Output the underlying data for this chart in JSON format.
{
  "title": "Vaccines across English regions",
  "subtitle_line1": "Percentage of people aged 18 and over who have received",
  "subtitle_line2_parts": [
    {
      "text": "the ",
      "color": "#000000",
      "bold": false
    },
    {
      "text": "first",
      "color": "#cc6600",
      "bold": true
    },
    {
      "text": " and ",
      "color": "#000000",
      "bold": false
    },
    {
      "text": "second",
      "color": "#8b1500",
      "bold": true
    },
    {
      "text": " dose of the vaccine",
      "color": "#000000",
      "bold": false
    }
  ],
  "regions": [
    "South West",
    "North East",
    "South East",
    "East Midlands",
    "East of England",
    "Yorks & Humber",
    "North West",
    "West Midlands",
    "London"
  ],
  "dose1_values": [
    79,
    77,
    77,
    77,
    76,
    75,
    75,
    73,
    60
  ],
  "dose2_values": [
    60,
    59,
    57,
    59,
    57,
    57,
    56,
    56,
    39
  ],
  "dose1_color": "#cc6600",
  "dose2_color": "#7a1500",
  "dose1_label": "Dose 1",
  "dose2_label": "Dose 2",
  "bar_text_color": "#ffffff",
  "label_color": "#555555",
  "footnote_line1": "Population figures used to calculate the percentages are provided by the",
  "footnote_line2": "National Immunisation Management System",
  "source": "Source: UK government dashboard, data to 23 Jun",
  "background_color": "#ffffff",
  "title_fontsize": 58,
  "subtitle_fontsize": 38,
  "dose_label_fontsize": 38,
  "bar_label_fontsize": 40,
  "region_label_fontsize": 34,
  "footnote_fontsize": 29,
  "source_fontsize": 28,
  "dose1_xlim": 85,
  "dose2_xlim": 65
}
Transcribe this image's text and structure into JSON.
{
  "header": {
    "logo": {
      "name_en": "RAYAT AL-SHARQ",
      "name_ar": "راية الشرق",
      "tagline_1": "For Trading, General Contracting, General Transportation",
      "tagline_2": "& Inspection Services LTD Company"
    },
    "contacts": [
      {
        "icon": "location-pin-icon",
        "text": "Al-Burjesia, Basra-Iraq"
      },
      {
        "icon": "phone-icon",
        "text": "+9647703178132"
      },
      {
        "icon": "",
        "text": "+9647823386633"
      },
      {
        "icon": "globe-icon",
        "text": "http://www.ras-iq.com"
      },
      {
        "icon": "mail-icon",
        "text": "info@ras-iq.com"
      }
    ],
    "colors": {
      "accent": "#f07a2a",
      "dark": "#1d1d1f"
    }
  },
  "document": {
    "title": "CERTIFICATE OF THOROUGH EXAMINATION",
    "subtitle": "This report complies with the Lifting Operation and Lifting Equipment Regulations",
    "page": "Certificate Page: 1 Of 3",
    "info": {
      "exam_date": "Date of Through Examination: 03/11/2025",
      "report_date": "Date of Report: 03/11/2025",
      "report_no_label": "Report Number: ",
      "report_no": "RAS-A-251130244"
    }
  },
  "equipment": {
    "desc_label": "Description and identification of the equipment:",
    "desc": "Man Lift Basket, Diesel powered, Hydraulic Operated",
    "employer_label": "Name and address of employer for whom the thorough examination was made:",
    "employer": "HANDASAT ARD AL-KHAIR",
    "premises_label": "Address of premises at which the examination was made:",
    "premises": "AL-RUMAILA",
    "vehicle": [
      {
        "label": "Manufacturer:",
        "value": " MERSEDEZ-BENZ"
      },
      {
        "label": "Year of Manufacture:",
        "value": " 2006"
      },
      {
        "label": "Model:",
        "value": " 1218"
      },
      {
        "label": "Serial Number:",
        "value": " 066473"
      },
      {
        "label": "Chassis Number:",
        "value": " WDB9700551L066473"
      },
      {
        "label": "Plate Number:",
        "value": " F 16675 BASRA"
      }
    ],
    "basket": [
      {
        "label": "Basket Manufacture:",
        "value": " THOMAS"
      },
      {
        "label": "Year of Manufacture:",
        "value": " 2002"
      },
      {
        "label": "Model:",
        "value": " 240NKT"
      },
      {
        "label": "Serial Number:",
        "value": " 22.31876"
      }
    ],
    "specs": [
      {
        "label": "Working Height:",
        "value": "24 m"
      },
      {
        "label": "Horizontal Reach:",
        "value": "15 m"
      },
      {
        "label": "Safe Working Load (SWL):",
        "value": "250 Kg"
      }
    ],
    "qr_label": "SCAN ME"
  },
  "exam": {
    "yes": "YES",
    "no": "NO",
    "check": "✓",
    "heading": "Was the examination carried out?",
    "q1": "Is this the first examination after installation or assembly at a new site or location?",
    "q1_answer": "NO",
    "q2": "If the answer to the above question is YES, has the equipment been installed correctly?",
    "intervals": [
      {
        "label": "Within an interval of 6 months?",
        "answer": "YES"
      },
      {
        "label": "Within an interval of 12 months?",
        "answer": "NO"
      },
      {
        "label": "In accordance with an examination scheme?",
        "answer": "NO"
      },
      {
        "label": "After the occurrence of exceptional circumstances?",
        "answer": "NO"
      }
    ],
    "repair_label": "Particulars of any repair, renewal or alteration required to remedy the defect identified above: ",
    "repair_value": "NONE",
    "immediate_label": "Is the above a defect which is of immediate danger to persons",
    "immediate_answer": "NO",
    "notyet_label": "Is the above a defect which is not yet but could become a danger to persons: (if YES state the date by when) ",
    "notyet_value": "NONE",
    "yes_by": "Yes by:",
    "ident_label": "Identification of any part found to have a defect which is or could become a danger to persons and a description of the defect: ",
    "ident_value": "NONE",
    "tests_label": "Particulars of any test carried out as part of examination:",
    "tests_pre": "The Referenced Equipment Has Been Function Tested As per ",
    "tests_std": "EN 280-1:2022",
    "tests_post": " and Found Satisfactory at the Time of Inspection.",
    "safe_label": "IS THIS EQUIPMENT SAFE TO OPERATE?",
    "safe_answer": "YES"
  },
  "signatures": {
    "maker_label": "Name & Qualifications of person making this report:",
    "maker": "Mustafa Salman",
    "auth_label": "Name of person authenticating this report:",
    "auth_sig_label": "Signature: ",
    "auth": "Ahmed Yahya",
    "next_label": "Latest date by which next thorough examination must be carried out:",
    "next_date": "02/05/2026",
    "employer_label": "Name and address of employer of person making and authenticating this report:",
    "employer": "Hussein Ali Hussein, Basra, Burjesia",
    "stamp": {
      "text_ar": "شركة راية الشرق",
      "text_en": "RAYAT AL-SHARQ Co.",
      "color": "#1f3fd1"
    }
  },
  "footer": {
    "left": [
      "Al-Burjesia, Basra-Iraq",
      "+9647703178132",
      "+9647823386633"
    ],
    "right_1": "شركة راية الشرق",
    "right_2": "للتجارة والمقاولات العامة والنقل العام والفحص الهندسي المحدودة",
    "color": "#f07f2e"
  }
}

— EXERCISE GOAL —
Report the number of lines that contain "first", with no other words.

— WORKED SOLUTION —
2